» Kısa Problem a
Girdilerin ilk satırından başlayıp "Text: ITO glass: ITO glass [355,252,393,261]" ifadesini içeren satırda bitirerek bu satırları hiçbir değişiklik yapmadan tekrarlayın. Her iki uç satır da dahil olsun.
------------------------
Bütün bunlar Tanrı ile Tanrı’nın meleği olarak adlandırılan arasındaki ilişkinin EA kanıtlarıyla uyumludur. İsrail tarafından reddedilen Mesih, Yeruşalim’in halkını kendinde toplama arzusunun yerine gelmemesine yas tutarak Hakimler 2:1-2 ya da Hoşea 6:4 ve 11:1-9 ayetlerini anımsatan bir dille konuşur: “Tavuğun civcivlerini kanatları altında topladığı gibi ben de kaç kez senin çocuklarını toplamak istedim, ama siz istemediniz” (Mat.23:37). Bu ifadede İsa, aslında EA çağındaki koruma işini sürdürdüğünü dile getiriyor gibi görünmektedir.
4- EA’daki Yahve’nin meleği ve Yahve arasındaki ilişki ile YA’daki Mesih ve Tanrı arasındaki ilişki (Baba ve Oğul) arasındaki paralellikler de, iki anlaşma arasındaki genel süreklilik düşüncesine katkıda bulunmaktadır:
- Gönderen ve gönderilen — Gönderen ve gönderilen düşüncesi “Rab’bin habercisi” terimine53 içkindir. Bazen Rab’bin kendisi olarak tanımlanan kişi, başka bir zaman Rab tarafından gönderilen olarak tanımlanır. Oğul tüm yaratılmış meleklerden ayrı tutulurken (İbr.1:4-14), aynı zamanda “elçi/ gönderilen” (apostoloj, İbr.3:1), ve Baba’nın isteğini ve işlerini yerine getirmek üzere Baba’nın adıyla gelen (Yu.5:43; 10:25) “kul”dur (Mat.12:18).
- Özün tekliği ve kişilerin ayrılığı. Zaman zaman söz konusu kişinin Rab mi meleği mi olduğuna karar vermekte zorlandığımız gibi, özün tekliği ve kişilerin ayrılığının fark edilir olduğu YA’da da bu kullanımın benzer bir geçişkenliğiyle karşılaşırız. “Tek Tanrı” olan Baba, ve “tek Rab” İsa Mesih arasında ince bir ayrım ima edilir (1.Ko.8:6). Bu Oğul’un imanlılar ve Baba arasındaki (O’nun aracılığıyla yaşıyoruz) aracılık konumunu (O’nun için yaşıyoruz) vurgular. Yapılan bu ayrım bile EA fenomeni ile uyumludur. Bu gerçeğin çarpıcı bir örneği Vahiy kitabında tapınmayı kabul eden, tahtı paylaşan ve gazap döken göklerdeki “Tanrı ve Kuzu”dan tekrar tekrar söz edilmesinde görülür (6:17; 7:10, 17; 14:4; 21:22-23; 22:1, 3). Tek bir Tanrı vardır, ancak bu teklik içinde kişilerin ve rollerin gerçekten ayrı tutulduğu açıktır.
------------------------
» Kısa Problem b
Pasaja göre 1.Ko.8:6'da "tek Rab" olarak anılan kimdir?

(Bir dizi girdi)
------------------------
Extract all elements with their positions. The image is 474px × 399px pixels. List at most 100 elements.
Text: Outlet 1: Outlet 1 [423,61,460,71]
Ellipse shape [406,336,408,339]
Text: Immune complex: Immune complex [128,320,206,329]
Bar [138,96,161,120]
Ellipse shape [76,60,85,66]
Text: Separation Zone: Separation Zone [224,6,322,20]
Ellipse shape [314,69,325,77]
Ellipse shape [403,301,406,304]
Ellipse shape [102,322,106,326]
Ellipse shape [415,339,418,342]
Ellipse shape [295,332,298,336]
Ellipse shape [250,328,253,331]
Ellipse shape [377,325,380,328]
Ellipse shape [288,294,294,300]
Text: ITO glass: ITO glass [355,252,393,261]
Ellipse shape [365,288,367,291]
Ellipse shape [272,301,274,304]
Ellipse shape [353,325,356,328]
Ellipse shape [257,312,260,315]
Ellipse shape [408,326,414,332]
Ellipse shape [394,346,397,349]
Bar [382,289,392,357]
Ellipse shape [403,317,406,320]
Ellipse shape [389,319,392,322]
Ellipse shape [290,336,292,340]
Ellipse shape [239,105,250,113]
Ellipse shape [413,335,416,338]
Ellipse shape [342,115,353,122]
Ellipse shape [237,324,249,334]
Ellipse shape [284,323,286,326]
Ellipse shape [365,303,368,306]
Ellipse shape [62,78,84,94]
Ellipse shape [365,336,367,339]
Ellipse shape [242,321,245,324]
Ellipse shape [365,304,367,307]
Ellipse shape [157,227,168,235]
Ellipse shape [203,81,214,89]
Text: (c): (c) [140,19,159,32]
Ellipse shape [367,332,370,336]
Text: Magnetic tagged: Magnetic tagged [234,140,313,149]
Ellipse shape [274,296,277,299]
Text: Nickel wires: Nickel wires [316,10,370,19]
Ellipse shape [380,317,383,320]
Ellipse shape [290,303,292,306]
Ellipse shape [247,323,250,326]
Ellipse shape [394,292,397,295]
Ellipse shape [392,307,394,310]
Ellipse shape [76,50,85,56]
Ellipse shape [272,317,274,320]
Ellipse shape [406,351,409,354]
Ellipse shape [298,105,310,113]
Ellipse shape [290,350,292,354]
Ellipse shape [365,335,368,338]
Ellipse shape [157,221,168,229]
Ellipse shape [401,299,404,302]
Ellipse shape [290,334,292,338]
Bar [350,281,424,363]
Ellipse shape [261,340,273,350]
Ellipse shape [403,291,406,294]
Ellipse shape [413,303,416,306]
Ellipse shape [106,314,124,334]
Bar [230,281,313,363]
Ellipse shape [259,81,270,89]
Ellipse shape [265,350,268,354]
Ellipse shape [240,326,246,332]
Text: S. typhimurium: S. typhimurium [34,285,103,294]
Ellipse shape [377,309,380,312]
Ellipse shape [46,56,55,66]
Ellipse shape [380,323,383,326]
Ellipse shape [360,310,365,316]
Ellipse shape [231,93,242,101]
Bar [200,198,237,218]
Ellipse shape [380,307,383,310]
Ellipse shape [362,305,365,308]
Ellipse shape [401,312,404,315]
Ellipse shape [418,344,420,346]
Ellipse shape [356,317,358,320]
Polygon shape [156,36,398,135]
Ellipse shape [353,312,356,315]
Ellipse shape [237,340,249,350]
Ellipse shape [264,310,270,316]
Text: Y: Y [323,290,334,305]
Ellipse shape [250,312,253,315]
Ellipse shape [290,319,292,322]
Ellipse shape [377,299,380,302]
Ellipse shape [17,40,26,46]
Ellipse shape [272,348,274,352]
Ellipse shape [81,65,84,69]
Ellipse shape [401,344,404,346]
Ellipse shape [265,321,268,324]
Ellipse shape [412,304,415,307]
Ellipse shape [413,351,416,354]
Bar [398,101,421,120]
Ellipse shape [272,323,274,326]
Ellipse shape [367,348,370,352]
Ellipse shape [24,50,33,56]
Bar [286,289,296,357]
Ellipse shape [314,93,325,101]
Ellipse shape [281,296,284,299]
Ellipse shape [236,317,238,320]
------------------------
» Görev Yanıtı a
Extract all elements with their positions. The image is 474px × 399px pixels. List at most 100 elements.
Text: Outlet 1: Outlet 1 [423,61,460,71]
Ellipse shape [406,336,408,339]
Text: Immune complex: Immune complex [128,320,206,329]
Bar [138,96,161,120]
Ellipse shape [76,60,85,66]
Text: Separation Zone: Separation Zone [224,6,322,20]
Ellipse shape [314,69,325,77]
Ellipse shape [403,301,406,304]
Ellipse shape [102,322,106,326]
Ellipse shape [415,339,418,342]
Ellipse shape [295,332,298,336]
Ellipse shape [250,328,253,331]
Ellipse shape [377,325,380,328]
Ellipse shape [288,294,294,300]
Text: ITO glass: ITO glass [355,252,393,261]

» Görev Yanıtı b
İsa Mesih.